### WRITTEN TASK
Each record below should be repeated precisely as written.

### MATERIAL PROVIDED
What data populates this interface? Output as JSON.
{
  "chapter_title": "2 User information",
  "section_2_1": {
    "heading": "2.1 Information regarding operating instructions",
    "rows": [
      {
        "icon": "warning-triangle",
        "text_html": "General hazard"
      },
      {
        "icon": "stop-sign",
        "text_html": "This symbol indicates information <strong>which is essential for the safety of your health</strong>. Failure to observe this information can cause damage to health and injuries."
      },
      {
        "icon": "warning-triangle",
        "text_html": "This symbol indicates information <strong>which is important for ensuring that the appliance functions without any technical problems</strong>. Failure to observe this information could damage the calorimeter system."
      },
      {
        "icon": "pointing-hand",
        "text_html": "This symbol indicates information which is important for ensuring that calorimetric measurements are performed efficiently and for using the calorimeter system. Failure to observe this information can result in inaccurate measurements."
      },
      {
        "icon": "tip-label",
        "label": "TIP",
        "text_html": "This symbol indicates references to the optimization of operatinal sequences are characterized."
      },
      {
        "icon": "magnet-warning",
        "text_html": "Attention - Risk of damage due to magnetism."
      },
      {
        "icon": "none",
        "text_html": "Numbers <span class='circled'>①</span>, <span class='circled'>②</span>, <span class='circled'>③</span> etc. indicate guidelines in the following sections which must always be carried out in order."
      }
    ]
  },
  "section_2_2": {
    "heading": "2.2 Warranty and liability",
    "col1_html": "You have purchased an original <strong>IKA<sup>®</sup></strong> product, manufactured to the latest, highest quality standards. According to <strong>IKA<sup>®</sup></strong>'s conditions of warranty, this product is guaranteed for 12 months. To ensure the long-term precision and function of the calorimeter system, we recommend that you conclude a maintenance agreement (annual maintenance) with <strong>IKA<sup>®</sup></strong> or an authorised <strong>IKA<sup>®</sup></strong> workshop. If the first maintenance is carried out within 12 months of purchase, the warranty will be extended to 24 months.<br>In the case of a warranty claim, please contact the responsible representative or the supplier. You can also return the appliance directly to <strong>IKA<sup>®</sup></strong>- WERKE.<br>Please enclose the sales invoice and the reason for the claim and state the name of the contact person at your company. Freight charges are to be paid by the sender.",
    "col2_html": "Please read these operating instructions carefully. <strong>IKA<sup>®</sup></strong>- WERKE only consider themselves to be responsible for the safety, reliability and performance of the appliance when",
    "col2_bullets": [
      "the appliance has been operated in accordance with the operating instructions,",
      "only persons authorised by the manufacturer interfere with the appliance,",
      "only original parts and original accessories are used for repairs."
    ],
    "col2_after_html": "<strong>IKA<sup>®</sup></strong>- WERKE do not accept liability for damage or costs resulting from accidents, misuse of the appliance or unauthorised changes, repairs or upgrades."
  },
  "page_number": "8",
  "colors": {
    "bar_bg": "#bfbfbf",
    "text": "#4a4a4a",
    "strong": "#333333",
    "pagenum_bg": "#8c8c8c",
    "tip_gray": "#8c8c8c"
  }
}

### RESULT BELOW
What data populates this interface? Output as JSON.
{
  "chapter_title": "2 User information",
  "section_2_1": {
    "heading": "2.1 Information regarding operating instructions",
    "rows": [
      {
        "icon": "warning-triangle",
        "text_html": "General hazard"
      },
      {
        "icon": "stop-sign",
        "text_html": "This symbol indicates information <strong>which is essential for the safety of your health</strong>. Failure to observe this information can cause damage to health and injuries."
      },
      {
        "icon": "warning-triangle",
        "text_html": "This symbol indicates information <strong>which is important for ensuring that the appliance functions without any technical problems</strong>. Failure to observe this information could damage the calorimeter system."
      },
      {
        "icon": "pointing-hand",
        "text_html": "This symbol indicates information which is important for ensuring that calorimetric measurements are performed efficiently and for using the calorimeter system. Failure to observe this information can result in inaccurate measurements."
      },
      {
        "icon": "tip-label",
        "label": "TIP",
        "text_html": "This symbol indicates references to the optimization of operatinal sequences are characterized."
      },
      {
        "icon": "magnet-warning",
        "text_html": "Attention - Risk of damage due to magnetism."
      },
      {
        "icon": "none",
        "text_html": "Numbers <span class='circled'>①</span>, <span class='circled'>②</span>, <span class='circled'>③</span> etc. indicate guidelines in the following sections which must always be carried out in order."
      }
    ]
  },
  "section_2_2": {
    "heading": "2.2 Warranty and liability",
    "col1_html": "You have purchased an original <strong>IKA<sup>®</sup></strong> product, manufactured to the latest, highest quality standards. According to <strong>IKA<sup>®</sup></strong>'s conditions of warranty, this product is guaranteed for 12 months. To ensure the long-term precision and function of the calorimeter system, we recommend that you conclude a maintenance agreement (annual maintenance) with <strong>IKA<sup>®</sup></strong> or an authorised <strong>IKA<sup>®</sup></strong> workshop. If the first maintenance is carried out within 12 months of purchase, the warranty will be extended to 24 months.<br>In the case of a warranty claim, please contact the responsible representative or the supplier. You can also return the appliance directly to <strong>IKA<sup>®</sup></strong>- WERKE.<br>Please enclose the sales invoice and the reason for the claim and state the name of the contact person at your company. Freight charges are to be paid by the sender.",
    "col2_html": "Please read these operating instructions carefully. <strong>IKA<sup>®</sup></strong>- WERKE only consider themselves to be responsible for the safety, reliability and performance of the appliance when",
    "col2_bullets": [
      "the appliance has been operated in accordance with the operating instructions,",
      "only persons authorised by the manufacturer interfere with the appliance,",
      "only original parts and original accessories are used for repairs."
    ],
    "col2_after_html": "<strong>IKA<sup>®</sup></strong>- WERKE do not accept liability for damage or costs resulting from accidents, misuse of the appliance or unauthorised changes, repairs or upgrades."
  },
  "page_number": "8",
  "colors": {
    "bar_bg": "#bfbfbf",
    "text": "#4a4a4a",
    "strong": "#333333",
    "pagenum_bg": "#8c8c8c",
    "tip_gray": "#8c8c8c"
  }
}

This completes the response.